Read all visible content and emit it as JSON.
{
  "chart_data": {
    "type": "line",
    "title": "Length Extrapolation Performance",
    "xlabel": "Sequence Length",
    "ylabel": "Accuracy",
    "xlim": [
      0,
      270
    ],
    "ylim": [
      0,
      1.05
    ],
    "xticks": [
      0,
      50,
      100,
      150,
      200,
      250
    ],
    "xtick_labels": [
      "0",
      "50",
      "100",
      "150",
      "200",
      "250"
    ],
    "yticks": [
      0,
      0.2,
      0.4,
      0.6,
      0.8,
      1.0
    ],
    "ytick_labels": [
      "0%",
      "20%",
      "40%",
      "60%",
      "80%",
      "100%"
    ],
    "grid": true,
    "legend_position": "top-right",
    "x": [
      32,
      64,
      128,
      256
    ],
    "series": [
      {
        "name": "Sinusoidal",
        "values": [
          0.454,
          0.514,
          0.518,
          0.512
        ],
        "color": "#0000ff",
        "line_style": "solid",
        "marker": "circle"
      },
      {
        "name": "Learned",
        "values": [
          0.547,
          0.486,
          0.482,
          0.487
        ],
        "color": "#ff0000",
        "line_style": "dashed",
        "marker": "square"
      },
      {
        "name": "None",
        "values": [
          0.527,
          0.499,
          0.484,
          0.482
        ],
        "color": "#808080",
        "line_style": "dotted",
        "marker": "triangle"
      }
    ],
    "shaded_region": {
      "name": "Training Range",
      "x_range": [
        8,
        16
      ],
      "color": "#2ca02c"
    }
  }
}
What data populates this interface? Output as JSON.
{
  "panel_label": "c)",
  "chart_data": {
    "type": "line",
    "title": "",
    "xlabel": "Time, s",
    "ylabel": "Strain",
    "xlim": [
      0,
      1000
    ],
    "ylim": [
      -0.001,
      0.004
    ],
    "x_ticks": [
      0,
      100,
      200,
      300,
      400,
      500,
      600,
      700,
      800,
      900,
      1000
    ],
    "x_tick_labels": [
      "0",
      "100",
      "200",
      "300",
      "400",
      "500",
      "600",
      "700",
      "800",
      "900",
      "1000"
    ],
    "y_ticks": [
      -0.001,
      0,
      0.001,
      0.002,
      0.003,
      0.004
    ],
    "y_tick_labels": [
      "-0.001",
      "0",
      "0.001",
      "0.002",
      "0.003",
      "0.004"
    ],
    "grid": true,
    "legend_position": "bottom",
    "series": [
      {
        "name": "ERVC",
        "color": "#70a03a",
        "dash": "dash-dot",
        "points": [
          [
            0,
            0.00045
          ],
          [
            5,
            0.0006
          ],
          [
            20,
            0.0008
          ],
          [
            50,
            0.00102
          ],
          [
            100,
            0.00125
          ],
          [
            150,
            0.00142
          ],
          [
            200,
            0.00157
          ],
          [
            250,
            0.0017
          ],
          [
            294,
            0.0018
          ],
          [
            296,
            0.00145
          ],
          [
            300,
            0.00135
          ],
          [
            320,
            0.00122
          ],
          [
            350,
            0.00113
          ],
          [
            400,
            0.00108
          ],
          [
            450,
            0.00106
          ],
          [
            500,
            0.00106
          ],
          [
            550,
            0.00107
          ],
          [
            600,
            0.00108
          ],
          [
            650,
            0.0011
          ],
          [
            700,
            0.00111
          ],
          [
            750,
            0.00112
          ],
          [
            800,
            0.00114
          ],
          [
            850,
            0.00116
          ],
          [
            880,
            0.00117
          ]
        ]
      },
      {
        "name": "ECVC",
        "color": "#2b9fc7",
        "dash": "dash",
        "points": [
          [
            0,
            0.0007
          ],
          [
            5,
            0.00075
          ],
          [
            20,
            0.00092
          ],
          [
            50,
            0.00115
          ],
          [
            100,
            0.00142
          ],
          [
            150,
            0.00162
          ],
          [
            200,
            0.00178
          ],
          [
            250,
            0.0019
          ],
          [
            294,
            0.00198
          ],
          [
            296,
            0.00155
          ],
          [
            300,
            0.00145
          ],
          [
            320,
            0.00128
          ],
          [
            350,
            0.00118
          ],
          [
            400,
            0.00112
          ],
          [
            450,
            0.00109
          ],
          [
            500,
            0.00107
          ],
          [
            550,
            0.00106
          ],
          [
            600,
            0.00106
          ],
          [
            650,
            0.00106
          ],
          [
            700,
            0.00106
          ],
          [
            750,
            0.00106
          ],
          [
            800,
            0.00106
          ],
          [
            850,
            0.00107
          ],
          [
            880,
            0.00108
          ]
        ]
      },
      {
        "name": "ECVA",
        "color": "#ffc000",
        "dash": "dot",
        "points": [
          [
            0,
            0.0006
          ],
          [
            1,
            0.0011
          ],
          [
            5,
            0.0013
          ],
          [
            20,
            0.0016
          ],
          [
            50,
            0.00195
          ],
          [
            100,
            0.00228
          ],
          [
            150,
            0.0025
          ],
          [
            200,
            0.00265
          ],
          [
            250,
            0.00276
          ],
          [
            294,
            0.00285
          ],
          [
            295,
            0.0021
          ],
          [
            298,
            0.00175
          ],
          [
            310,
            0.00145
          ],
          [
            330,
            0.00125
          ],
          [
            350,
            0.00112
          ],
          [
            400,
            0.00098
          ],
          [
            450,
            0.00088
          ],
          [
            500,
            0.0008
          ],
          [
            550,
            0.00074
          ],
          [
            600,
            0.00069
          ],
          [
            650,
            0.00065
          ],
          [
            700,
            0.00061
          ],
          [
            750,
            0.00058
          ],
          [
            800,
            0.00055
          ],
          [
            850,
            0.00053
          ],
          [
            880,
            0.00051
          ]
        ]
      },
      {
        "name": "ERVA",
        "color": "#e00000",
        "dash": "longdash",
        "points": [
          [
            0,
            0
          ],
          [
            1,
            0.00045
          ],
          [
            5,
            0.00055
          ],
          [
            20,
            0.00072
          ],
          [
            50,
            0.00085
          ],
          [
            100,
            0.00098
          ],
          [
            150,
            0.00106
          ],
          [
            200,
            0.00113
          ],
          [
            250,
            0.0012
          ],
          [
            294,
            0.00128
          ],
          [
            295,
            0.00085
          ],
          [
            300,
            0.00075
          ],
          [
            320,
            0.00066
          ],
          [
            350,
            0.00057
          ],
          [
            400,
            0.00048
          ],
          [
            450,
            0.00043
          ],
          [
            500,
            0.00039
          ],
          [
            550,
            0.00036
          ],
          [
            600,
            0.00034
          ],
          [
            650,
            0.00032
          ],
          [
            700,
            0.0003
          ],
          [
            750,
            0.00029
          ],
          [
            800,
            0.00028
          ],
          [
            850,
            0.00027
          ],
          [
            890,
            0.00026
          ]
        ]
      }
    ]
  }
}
——————————
§ **Directions**: The records above should all be quoted exactly, please.

§ **Exercise response**:
Read all visible content and emit it as JSON.
{
  "chart_data": {
    "type": "line",
    "title": "Length Extrapolation Performance",
    "xlabel": "Sequence Length",
    "ylabel": "Accuracy",
    "xlim": [
      0,
      270
    ],
    "ylim": [
      0,
      1.05
    ],
    "xticks": [
      0,
      50,
      100,
      150,
      200,
      250
    ],
    "xtick_labels": [
      "0",
      "50",
      "100",
      "150",
      "200",
      "250"
    ],
    "yticks": [
      0,
      0.2,
      0.4,
      0.6,
      0.8,
      1.0
    ],
    "ytick_labels": [
      "0%",
      "20%",
      "40%",
      "60%",
      "80%",
      "100%"
    ],
    "grid": true,
    "legend_position": "top-right",
    "x": [
      32,
      64,
      128,
      256
    ],
    "series": [
      {
        "name": "Sinusoidal",
        "values": [
          0.454,
          0.514,
          0.518,
          0.512
        ],
        "color": "#0000ff",
        "line_style": "solid",
        "marker": "circle"
      },
      {
        "name": "Learned",
        "values": [
          0.547,
          0.486,
          0.482,
          0.487
        ],
        "color": "#ff0000",
        "line_style": "dashed",
        "marker": "square"
      },
      {
        "name": "None",
        "values": [
          0.527,
          0.499,
          0.484,
          0.482
        ],
        "color": "#808080",
        "line_style": "dotted",
        "marker": "triangle"
      }
    ],
    "shaded_region": {
      "name": "Training Range",
      "x_range": [
        8,
        16
      ],
      "color": "#2ca02c"
    }
  }
}
What data populates this interface? Output as JSON.
{
  "panel_label": "c)",
  "chart_data": {
    "type": "line",
    "title": "",
    "xlabel": "Time, s",
    "ylabel": "Strain",
    "xlim": [
      0,
      1000
    ],
    "ylim": [
      -0.001,
      0.004
    ],
    "x_ticks": [
      0,
      100,
      200,
      300,
      400,
      500,
      600,
      700,
      800,
      900,
      1000
    ],
    "x_tick_labels": [
      "0",
      "100",
      "200",
      "300",
      "400",
      "500",
      "600",
      "700",
      "800",
      "900",
      "1000"
    ],
    "y_ticks": [
      -0.001,
      0,
      0.001,
      0.002,
      0.003,
      0.004
    ],
    "y_tick_labels": [
      "-0.001",
      "0",
      "0.001",
      "0.002",
      "0.003",
      "0.004"
    ],
    "grid": true,
    "legend_position": "bottom",
    "series": [
      {
        "name": "ERVC",
        "color": "#70a03a",
        "dash": "dash-dot",
        "points": [
          [
            0,
            0.00045
          ],
          [
            5,
            0.0006
          ],
          [
            20,
            0.0008
          ],
          [
            50,
            0.00102
          ],
          [
            100,
            0.00125
          ],
          [
            150,
            0.00142
          ],
          [
            200,
            0.00157
          ],
          [
            250,
            0.0017
          ],
          [
            294,
            0.0018
          ],
          [
            296,
            0.00145
          ],
          [
            300,
            0.00135
          ],
          [
            320,
            0.00122
          ],
          [
            350,
            0.00113
          ],
          [
            400,
            0.00108
          ],
          [
            450,
            0.00106
          ],
          [
            500,
            0.00106
          ],
          [
            550,
            0.00107
          ],
          [
            600,
            0.00108
          ],
          [
            650,
            0.0011
          ],
          [
            700,
            0.00111
          ],
          [
            750,
            0.00112
          ],
          [
            800,
            0.00114
          ],
          [
            850,
            0.00116
          ],
          [
            880,
            0.00117
          ]
        ]
      },
      {
        "name": "ECVC",
        "color": "#2b9fc7",
        "dash": "dash",
        "points": [
          [
            0,
            0.0007
          ],
          [
            5,
            0.00075
          ],
          [
            20,
            0.00092
          ],
          [
            50,
            0.00115
          ],
          [
            100,
            0.00142
          ],
          [
            150,
            0.00162
          ],
          [
            200,
            0.00178
          ],
          [
            250,
            0.0019
          ],
          [
            294,
            0.00198
          ],
          [
            296,
            0.00155
          ],
          [
            300,
            0.00145
          ],
          [
            320,
            0.00128
          ],
          [
            350,
            0.00118
          ],
          [
            400,
            0.00112
          ],
          [
            450,
            0.00109
          ],
          [
            500,
            0.00107
          ],
          [
            550,
            0.00106
          ],
          [
            600,
            0.00106
          ],
          [
            650,
            0.00106
          ],
          [
            700,
            0.00106
          ],
          [
            750,
            0.00106
          ],
          [
            800,
            0.00106
          ],
          [
            850,
            0.00107
          ],
          [
            880,
            0.00108
          ]
        ]
      },
      {
        "name": "ECVA",
        "color": "#ffc000",
        "dash": "dot",
        "points": [
          [
            0,
            0.0006
          ],
          [
            1,
            0.0011
          ],
          [
            5,
            0.0013
          ],
          [
            20,
            0.0016
          ],
          [
            50,
            0.00195
          ],
          [
            100,
            0.00228
          ],
          [
            150,
            0.0025
          ],
          [
            200,
            0.00265
          ],
          [
            250,
            0.00276
          ],
          [
            294,
            0.00285
          ],
          [
            295,
            0.0021
          ],
          [
            298,
            0.00175
          ],
          [
            310,
            0.00145
          ],
          [
            330,
            0.00125
          ],
          [
            350,
            0.00112
          ],
          [
            400,
            0.00098
          ],
          [
            450,
            0.00088
          ],
          [
            500,
            0.0008
          ],
          [
            550,
            0.00074
          ],
          [
            600,
            0.00069
          ],
          [
            650,
            0.00065
          ],
          [
            700,
            0.00061
          ],
          [
            750,
            0.00058
          ],
          [
            800,
            0.00055
          ],
          [
            850,
            0.00053
          ],
          [
            880,
            0.00051
          ]
        ]
      },
      {
        "name": "ERVA",
        "color": "#e00000",
        "dash": "longdash",
        "points": [
          [
            0,
            0
          ],
          [
            1,
            0.00045
          ],
          [
            5,
            0.00055
          ],
          [
            20,
            0.00072
          ],
          [
            50,
            0.00085
          ],
          [
            100,
            0.00098
          ],
          [
            150,
            0.00106
          ],
          [
            200,
            0.00113
          ],
          [
            250,
            0.0012
          ],
          [
            294,
            0.00128
          ],
          [
            295,
            0.00085
          ],
          [
            300,
            0.00075
          ],
          [
            320,
            0.00066
          ],
          [
            350,
            0.00057
          ],
          [
            400,
            0.00048
          ],
          [
            450,
            0.00043
          ],
          [
            500,
            0.00039
          ],
          [
            550,
            0.00036
          ],
          [
            600,
            0.00034
          ],
          [
            650,
            0.00032
          ],
          [
            700,
            0.0003
          ],
          [
            750,
            0.00029
          ],
          [
            800,
            0.00028
          ],
          [
            850,
            0.00027
          ],
          [
            890,
            0.00026
          ]
        ]
      }
    ]
  }
}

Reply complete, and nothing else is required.